[Start DATA ENTRIES]
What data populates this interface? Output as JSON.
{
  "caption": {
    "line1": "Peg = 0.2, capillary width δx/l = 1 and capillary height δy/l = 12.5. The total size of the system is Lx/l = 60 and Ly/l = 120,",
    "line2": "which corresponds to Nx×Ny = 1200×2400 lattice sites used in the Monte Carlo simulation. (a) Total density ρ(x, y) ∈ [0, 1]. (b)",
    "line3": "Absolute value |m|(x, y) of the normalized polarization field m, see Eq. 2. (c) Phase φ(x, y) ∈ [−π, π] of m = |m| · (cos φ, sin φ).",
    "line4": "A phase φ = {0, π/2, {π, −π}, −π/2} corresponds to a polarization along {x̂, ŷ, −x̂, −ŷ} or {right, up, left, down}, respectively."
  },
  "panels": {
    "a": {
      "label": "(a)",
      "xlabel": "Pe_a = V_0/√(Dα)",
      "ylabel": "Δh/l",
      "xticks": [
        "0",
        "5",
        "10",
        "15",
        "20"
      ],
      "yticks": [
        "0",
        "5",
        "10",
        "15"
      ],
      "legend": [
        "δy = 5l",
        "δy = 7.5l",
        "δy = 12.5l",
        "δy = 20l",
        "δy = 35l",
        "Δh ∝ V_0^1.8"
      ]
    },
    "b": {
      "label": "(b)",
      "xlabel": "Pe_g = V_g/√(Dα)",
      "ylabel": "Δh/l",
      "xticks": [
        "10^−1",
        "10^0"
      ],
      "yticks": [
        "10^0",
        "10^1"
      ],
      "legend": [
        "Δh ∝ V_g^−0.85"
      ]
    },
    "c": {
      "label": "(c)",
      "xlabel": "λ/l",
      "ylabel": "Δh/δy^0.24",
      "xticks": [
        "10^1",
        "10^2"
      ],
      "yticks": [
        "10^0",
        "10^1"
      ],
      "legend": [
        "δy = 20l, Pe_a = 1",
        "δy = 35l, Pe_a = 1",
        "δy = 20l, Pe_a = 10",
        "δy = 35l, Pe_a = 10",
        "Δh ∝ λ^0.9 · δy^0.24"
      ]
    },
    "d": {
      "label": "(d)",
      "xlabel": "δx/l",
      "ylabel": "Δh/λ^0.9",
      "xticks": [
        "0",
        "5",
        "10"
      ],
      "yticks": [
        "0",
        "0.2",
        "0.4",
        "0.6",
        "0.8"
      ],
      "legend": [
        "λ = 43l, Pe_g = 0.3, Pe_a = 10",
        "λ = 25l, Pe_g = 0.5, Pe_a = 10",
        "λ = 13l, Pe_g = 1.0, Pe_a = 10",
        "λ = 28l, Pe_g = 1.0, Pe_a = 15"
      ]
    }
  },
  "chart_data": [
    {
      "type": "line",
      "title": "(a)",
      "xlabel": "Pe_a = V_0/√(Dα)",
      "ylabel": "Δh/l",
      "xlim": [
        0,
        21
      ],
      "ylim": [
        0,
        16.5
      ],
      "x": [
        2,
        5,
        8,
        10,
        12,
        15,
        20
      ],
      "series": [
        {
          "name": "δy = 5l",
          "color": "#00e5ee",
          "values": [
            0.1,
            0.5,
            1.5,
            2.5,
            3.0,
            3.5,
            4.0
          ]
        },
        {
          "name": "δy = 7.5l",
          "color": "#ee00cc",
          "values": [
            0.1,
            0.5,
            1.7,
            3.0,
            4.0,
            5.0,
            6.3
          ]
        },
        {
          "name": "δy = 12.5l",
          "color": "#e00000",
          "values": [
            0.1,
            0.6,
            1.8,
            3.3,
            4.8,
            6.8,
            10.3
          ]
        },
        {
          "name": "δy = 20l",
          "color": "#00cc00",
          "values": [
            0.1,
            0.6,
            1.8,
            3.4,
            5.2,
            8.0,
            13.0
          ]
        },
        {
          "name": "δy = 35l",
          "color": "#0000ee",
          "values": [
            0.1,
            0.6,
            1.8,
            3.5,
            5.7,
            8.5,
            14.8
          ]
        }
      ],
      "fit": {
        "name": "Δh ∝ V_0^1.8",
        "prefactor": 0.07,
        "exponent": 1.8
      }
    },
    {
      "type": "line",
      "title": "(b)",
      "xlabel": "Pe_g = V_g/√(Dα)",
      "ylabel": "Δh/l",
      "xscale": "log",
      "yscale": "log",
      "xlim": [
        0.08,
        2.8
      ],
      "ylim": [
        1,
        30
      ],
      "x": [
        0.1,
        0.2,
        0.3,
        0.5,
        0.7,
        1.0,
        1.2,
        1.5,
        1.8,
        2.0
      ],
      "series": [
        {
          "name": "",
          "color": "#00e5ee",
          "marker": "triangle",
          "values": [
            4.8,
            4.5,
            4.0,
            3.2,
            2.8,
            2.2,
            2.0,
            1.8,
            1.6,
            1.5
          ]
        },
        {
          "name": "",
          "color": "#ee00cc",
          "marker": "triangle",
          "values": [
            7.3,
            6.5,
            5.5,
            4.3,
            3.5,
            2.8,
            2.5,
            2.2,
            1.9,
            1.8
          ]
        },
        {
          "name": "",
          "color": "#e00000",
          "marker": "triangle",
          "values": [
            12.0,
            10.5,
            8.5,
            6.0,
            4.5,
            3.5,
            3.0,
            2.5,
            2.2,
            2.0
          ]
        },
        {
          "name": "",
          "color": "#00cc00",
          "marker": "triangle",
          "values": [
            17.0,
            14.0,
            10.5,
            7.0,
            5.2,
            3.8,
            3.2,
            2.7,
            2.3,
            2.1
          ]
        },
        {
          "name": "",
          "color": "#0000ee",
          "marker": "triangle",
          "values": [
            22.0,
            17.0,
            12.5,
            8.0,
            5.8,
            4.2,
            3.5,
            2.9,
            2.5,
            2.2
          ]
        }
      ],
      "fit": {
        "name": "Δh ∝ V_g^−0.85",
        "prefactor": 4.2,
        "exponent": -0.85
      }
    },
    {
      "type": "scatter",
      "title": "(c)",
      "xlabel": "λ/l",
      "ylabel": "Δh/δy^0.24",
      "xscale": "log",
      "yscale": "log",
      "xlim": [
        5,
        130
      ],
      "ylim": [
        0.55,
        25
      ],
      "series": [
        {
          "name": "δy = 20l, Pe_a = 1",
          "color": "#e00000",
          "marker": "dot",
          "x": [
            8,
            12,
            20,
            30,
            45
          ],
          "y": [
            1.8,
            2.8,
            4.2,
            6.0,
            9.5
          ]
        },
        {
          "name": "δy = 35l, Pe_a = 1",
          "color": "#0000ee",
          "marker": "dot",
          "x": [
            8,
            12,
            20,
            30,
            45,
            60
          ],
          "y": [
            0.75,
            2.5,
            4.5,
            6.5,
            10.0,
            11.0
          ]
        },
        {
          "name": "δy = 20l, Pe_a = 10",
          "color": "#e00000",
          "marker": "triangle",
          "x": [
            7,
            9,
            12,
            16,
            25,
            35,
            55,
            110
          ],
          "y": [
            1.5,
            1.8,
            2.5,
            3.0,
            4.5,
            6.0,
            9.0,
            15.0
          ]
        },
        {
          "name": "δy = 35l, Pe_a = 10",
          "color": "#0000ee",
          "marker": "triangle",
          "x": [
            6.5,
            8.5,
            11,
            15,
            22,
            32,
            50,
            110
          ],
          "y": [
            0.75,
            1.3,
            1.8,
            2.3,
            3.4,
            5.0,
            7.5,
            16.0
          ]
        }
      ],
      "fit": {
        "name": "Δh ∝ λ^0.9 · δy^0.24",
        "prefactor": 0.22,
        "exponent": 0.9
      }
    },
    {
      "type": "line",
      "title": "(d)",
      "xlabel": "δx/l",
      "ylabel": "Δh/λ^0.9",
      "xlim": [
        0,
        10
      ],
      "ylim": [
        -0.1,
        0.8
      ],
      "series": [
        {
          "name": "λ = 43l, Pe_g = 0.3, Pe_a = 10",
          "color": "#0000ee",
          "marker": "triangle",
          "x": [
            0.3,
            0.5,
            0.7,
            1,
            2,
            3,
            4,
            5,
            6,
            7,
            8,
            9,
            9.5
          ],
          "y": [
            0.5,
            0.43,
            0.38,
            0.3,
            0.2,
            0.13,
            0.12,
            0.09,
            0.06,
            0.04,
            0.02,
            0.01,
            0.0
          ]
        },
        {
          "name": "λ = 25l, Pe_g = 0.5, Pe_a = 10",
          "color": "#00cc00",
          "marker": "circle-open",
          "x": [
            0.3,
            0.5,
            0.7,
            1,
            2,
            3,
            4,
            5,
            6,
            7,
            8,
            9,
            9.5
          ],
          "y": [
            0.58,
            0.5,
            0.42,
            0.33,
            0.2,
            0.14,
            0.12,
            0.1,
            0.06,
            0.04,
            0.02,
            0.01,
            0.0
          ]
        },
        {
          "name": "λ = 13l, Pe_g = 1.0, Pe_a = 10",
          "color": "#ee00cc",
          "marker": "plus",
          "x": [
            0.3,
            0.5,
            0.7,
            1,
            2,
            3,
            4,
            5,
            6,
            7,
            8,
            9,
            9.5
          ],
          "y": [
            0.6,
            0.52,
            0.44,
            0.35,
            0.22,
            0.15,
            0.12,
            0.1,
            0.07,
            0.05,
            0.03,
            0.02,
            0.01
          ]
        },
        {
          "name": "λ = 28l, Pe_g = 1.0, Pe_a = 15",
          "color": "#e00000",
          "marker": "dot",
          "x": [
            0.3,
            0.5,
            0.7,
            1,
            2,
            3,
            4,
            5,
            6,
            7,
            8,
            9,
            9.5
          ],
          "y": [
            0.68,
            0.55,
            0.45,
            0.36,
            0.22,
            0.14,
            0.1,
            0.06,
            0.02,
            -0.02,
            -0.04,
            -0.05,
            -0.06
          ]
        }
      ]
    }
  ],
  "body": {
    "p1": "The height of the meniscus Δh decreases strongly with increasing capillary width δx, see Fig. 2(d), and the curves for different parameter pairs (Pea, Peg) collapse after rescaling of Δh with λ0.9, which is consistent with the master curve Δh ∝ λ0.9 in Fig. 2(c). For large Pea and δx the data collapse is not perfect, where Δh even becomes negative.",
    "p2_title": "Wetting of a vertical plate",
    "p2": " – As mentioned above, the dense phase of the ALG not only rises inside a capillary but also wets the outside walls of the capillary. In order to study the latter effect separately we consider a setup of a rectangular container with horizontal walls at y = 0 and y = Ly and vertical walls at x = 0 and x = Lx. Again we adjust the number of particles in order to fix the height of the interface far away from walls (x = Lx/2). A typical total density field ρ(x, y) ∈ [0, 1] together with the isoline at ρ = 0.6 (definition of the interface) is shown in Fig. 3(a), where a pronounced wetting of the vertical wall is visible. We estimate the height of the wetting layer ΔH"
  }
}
[End DATA ENTRIES]
* YOUR OBJECTIVE *
Search the lines for the string "prefactor" and copy every line that has it.

* SOLUTION TO THIS TASK *
        "prefactor": 0.07,
        "prefactor": 4.2,
        "prefactor": 0.22,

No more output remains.